> [Task requirements] Skip all pictures, then print the remaining material exactly.

> [Records for the exercise]
-=-=-
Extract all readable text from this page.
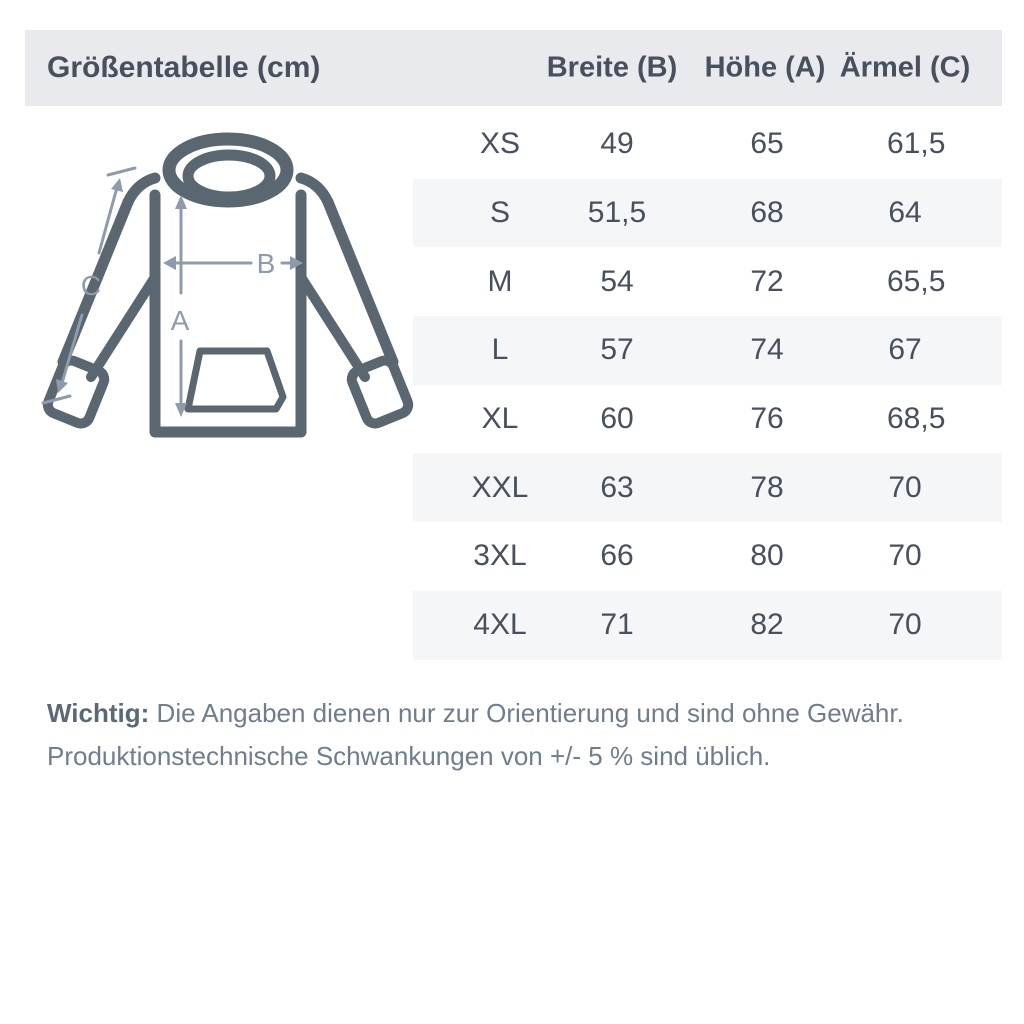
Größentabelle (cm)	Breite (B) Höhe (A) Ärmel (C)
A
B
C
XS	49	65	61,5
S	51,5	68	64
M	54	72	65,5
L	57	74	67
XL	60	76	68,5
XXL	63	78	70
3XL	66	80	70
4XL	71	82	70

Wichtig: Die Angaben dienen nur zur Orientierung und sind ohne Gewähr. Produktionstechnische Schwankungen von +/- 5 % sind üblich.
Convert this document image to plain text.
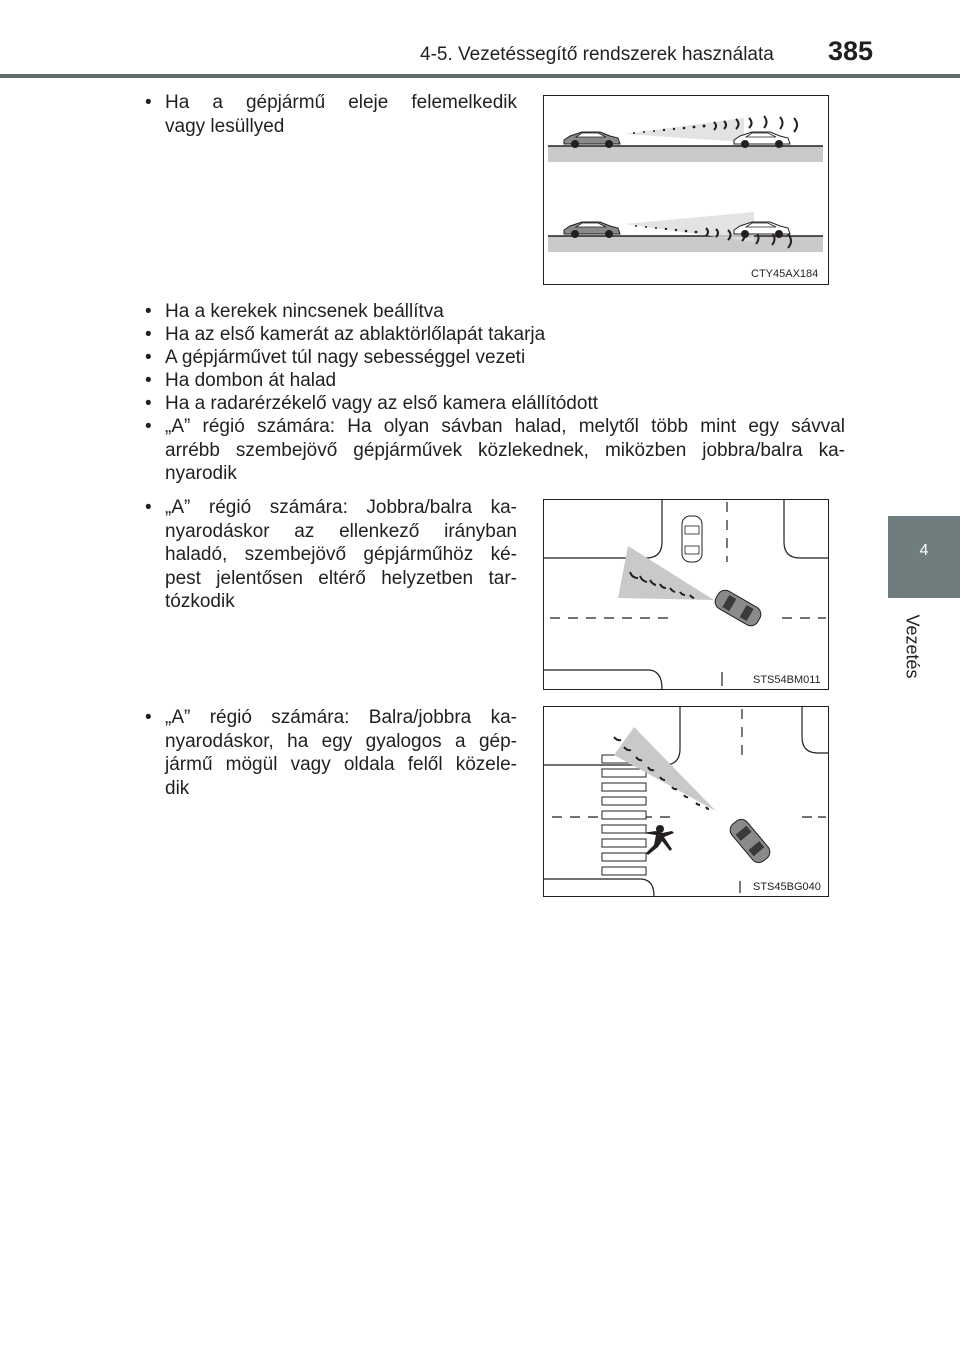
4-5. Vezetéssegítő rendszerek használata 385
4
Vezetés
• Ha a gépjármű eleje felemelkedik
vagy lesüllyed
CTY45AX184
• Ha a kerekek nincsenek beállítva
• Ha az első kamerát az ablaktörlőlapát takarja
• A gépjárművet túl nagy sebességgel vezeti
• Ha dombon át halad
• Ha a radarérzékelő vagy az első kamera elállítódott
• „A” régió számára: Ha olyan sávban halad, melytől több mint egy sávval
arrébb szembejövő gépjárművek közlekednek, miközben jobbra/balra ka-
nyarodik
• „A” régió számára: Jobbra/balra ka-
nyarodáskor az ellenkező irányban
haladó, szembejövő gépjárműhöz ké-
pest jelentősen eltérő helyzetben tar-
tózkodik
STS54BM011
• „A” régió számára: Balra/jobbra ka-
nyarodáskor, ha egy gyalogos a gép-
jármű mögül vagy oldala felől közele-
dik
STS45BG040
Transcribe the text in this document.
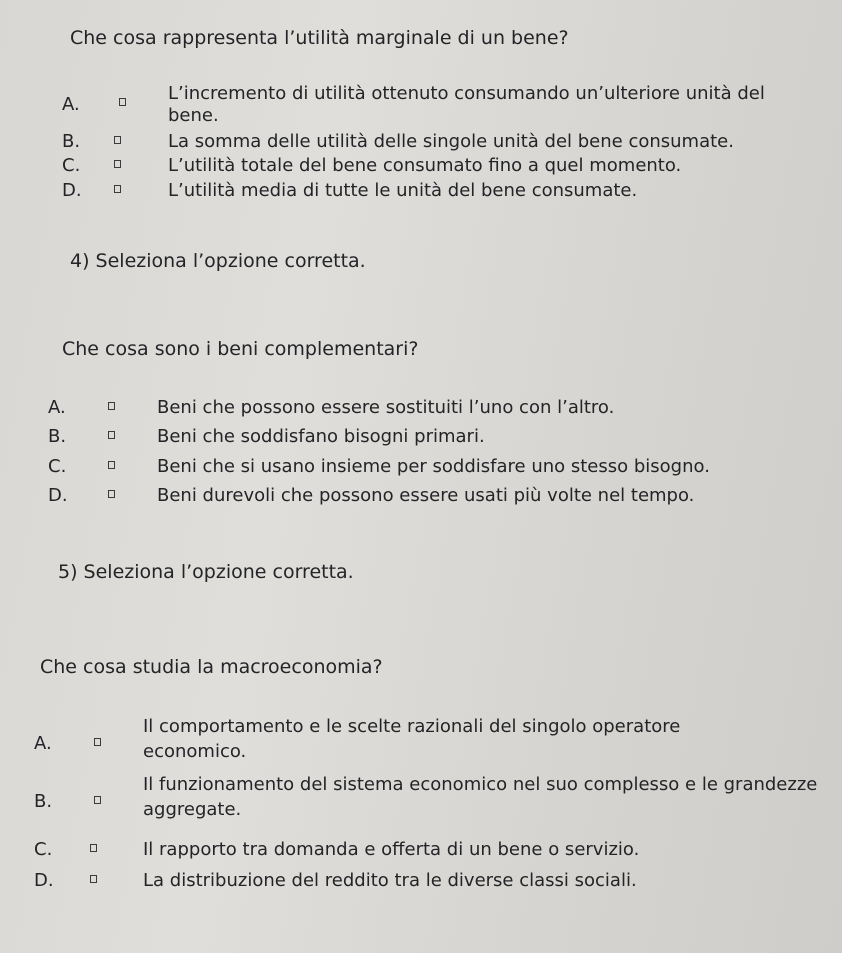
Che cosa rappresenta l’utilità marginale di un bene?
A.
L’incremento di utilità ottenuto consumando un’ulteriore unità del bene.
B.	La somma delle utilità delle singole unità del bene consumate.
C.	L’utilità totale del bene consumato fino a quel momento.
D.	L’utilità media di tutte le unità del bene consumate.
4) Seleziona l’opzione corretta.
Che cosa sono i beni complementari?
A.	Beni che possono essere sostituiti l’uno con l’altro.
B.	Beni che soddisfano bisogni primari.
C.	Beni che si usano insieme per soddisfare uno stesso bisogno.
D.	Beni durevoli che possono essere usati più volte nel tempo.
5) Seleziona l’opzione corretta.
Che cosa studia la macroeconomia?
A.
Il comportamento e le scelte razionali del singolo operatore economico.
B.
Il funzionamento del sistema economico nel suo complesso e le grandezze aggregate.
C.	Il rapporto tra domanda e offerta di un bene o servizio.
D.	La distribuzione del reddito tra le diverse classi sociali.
-=-=-
> [Result]
Extract all readable text from this page.
Größentabelle (cm)	Breite (B) Höhe (A) Ärmel (C)
A
B
C
XS	49	65	61,5
S	51,5	68	64
M	54	72	65,5
L	57	74	67
XL	60	76	68,5
XXL	63	78	70
3XL	66	80	70
4XL	71	82	70

Wichtig: Die Angaben dienen nur zur Orientierung und sind ohne Gewähr. Produktionstechnische Schwankungen von +/- 5 % sind üblich.
Convert this document image to plain text.
4-5. Vezetéssegítő rendszerek használata 385
4
Vezetés
• Ha a gépjármű eleje felemelkedik
vagy lesüllyed
CTY45AX184
• Ha a kerekek nincsenek beállítva
• Ha az első kamerát az ablaktörlőlapát takarja
• A gépjárművet túl nagy sebességgel vezeti
• Ha dombon át halad
• Ha a radarérzékelő vagy az első kamera elállítódott
• „A” régió számára: Ha olyan sávban halad, melytől több mint egy sávval
arrébb szembejövő gépjárművek közlekednek, miközben jobbra/balra ka-
nyarodik
• „A” régió számára: Jobbra/balra ka-
nyarodáskor az ellenkező irányban
haladó, szembejövő gépjárműhöz ké-
pest jelentősen eltérő helyzetben tar-
tózkodik
STS54BM011
• „A” régió számára: Balra/jobbra ka-
nyarodáskor, ha egy gyalogos a gép-
jármű mögül vagy oldala felől közele-
dik
STS45BG040
Transcribe the text in this document.
Che cosa rappresenta l’utilità marginale di un bene?
A.
L’incremento di utilità ottenuto consumando un’ulteriore unità del bene.
B.	La somma delle utilità delle singole unità del bene consumate.
C.	L’utilità totale del bene consumato fino a quel momento.
D.	L’utilità media di tutte le unità del bene consumate.
4) Seleziona l’opzione corretta.
Che cosa sono i beni complementari?
A.	Beni che possono essere sostituiti l’uno con l’altro.
B.	Beni che soddisfano bisogni primari.
C.	Beni che si usano insieme per soddisfare uno stesso bisogno.
D.	Beni durevoli che possono essere usati più volte nel tempo.
5) Seleziona l’opzione corretta.
Che cosa studia la macroeconomia?
A.
Il comportamento e le scelte razionali del singolo operatore economico.
B.
Il funzionamento del sistema economico nel suo complesso e le grandezze aggregate.
C.	Il rapporto tra domanda e offerta di un bene o servizio.
D.	La distribuzione del reddito tra le diverse classi sociali.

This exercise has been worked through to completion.